→ **What to produce**
Begin with the line containing "OCR this image." and copy each line exactly through the last line of the entries, inclusive.

→ **Dataset entries**
● ● ● ●

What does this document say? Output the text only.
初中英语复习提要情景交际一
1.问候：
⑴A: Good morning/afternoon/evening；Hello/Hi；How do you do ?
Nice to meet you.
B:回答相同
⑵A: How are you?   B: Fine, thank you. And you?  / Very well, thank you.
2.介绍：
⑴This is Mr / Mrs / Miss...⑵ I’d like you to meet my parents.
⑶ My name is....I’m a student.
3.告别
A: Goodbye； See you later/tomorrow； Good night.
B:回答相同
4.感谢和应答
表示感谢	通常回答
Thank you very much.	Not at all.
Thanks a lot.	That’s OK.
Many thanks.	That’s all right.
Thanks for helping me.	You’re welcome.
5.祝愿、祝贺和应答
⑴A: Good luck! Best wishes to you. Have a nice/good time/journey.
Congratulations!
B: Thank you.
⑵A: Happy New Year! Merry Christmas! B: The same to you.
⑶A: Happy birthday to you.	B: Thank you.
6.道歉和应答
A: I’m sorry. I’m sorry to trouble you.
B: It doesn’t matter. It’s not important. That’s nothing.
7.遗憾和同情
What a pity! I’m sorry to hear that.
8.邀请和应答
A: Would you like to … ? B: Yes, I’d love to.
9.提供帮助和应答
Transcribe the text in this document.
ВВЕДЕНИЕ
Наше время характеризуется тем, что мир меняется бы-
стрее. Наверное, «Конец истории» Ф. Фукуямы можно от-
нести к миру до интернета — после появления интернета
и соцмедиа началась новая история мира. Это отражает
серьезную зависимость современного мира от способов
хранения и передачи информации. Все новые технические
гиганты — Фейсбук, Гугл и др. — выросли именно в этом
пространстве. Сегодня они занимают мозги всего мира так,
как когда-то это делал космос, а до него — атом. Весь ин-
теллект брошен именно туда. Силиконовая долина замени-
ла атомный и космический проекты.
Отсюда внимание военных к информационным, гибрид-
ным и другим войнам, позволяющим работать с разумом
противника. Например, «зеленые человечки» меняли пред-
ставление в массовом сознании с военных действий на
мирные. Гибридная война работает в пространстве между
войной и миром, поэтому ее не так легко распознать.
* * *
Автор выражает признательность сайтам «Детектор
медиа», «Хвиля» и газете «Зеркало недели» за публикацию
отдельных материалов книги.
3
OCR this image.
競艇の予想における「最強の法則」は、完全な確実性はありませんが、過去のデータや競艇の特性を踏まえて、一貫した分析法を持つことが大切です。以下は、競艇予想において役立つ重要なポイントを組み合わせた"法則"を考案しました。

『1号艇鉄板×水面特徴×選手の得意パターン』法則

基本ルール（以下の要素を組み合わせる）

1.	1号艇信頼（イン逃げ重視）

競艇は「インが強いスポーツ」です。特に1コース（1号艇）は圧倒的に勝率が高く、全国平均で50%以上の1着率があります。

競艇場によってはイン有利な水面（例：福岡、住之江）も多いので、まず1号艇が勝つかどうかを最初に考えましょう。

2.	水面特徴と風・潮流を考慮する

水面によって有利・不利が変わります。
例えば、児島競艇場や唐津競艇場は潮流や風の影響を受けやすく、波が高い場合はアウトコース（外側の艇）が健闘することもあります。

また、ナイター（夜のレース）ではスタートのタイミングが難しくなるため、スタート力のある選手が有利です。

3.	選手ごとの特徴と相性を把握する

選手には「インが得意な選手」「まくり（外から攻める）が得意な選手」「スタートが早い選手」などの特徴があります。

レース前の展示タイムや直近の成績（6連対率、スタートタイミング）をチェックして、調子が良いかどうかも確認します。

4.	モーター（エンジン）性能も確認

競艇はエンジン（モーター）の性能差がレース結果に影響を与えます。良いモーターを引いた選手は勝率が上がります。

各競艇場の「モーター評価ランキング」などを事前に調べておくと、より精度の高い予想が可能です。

● ● ● ●

→ **Completed task**
OCR this image.
競艇の予想における「最強の法則」は、完全な確実性はありませんが、過去のデータや競艇の特性を踏まえて、一貫した分析法を持つことが大切です。以下は、競艇予想において役立つ重要なポイントを組み合わせた"法則"を考案しました。

『1号艇鉄板×水面特徴×選手の得意パターン』法則

基本ルール（以下の要素を組み合わせる）

1.	1号艇信頼（イン逃げ重視）

競艇は「インが強いスポーツ」です。特に1コース（1号艇）は圧倒的に勝率が高く、全国平均で50%以上の1着率があります。

競艇場によってはイン有利な水面（例：福岡、住之江）も多いので、まず1号艇が勝つかどうかを最初に考えましょう。

2.	水面特徴と風・潮流を考慮する

水面によって有利・不利が変わります。
例えば、児島競艇場や唐津競艇場は潮流や風の影響を受けやすく、波が高い場合はアウトコース（外側の艇）が健闘することもあります。

また、ナイター（夜のレース）ではスタートのタイミングが難しくなるため、スタート力のある選手が有利です。

3.	選手ごとの特徴と相性を把握する

選手には「インが得意な選手」「まくり（外から攻める）が得意な選手」「スタートが早い選手」などの特徴があります。

レース前の展示タイムや直近の成績（6連対率、スタートタイミング）をチェックして、調子が良いかどうかも確認します。

4.	モーター（エンジン）性能も確認

競艇はエンジン（モーター）の性能差がレース結果に影響を与えます。良いモーターを引いた選手は勝率が上がります。

各競艇場の「モーター評価ランキング」などを事前に調べておくと、より精度の高い予想が可能です。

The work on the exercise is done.